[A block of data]
·····

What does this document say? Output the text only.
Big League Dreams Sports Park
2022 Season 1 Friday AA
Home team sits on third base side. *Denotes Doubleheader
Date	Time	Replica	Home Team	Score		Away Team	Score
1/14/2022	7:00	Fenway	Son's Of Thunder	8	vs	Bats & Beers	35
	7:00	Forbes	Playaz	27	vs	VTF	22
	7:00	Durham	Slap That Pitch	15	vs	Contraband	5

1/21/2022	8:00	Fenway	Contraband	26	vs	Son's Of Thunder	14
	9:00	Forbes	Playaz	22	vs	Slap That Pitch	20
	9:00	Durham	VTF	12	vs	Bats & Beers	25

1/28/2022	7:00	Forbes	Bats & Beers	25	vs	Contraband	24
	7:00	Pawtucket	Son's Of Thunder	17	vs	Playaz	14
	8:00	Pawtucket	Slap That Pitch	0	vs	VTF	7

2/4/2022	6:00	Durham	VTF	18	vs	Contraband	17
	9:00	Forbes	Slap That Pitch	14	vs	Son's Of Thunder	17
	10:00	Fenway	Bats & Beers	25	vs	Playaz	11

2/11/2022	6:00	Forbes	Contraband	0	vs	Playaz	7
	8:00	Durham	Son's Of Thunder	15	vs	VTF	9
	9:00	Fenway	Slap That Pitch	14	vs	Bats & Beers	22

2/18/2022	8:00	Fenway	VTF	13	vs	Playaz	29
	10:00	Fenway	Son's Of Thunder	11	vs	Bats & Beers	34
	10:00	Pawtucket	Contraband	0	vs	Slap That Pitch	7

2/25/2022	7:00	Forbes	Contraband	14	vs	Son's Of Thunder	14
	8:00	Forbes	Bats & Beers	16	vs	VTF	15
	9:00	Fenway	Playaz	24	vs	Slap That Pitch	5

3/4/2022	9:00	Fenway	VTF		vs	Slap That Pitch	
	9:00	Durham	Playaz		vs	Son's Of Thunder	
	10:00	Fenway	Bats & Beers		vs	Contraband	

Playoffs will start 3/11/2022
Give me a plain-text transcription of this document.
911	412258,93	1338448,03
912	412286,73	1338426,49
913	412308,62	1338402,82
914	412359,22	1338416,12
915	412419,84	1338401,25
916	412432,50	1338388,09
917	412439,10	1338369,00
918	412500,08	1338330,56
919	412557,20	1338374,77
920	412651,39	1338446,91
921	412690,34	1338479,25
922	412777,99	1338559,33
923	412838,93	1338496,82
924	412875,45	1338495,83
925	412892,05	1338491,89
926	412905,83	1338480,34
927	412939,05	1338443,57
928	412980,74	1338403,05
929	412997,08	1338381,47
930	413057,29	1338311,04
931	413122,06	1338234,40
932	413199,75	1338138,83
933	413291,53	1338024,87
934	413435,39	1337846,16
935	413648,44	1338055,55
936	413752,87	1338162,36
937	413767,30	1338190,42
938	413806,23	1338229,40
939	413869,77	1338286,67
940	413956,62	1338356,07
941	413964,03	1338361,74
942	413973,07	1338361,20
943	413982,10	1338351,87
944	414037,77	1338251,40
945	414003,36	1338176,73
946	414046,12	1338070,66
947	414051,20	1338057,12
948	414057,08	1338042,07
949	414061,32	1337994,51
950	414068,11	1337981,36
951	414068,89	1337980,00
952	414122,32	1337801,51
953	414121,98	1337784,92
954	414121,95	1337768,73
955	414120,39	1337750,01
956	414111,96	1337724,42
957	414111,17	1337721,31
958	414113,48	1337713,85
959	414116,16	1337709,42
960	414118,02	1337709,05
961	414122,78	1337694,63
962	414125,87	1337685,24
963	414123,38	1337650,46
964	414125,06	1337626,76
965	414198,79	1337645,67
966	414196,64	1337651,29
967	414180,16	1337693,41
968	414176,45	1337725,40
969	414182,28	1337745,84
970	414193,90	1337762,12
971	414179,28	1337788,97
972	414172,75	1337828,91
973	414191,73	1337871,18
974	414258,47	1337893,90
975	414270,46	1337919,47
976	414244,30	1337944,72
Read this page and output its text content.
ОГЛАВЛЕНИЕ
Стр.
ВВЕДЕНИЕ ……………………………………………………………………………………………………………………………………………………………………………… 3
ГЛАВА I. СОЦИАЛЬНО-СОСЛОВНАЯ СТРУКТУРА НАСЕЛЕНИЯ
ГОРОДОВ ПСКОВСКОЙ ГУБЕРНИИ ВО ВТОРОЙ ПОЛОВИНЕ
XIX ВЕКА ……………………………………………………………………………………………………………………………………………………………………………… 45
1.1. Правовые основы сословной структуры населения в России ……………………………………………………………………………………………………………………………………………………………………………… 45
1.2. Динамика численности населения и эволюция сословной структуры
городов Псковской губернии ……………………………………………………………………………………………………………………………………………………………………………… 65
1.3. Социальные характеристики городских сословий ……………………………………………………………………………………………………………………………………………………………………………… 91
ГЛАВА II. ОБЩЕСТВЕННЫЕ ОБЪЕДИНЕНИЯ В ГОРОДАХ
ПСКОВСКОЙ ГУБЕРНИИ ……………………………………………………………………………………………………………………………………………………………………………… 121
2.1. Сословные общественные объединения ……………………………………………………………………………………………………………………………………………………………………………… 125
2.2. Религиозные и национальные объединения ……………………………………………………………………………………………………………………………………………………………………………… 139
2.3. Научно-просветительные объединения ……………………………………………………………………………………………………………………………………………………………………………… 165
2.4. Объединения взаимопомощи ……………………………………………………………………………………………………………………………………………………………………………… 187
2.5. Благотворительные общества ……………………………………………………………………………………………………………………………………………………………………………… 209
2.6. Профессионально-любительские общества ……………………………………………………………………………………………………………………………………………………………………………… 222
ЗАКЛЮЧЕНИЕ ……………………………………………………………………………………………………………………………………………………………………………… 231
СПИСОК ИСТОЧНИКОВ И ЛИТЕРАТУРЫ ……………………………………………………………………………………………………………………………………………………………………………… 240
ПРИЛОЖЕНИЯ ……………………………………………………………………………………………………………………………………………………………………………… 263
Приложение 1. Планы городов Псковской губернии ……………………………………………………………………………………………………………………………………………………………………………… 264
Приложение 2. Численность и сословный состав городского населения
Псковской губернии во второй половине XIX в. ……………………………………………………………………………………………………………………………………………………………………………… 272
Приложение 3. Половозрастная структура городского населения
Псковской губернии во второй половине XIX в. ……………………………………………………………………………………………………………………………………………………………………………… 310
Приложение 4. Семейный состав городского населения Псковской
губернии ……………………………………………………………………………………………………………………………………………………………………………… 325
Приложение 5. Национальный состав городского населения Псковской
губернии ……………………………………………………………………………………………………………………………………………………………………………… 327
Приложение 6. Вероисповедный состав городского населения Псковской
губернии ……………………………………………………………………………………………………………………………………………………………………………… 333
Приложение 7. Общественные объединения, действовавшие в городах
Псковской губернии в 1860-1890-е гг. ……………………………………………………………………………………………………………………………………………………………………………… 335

·····

Stated task
Keep only the lines that hold the string "this", and copy them out.

The reply
What does this document say? Output the text only.
Give me a plain-text transcription of this document.
Read this page and output its text content.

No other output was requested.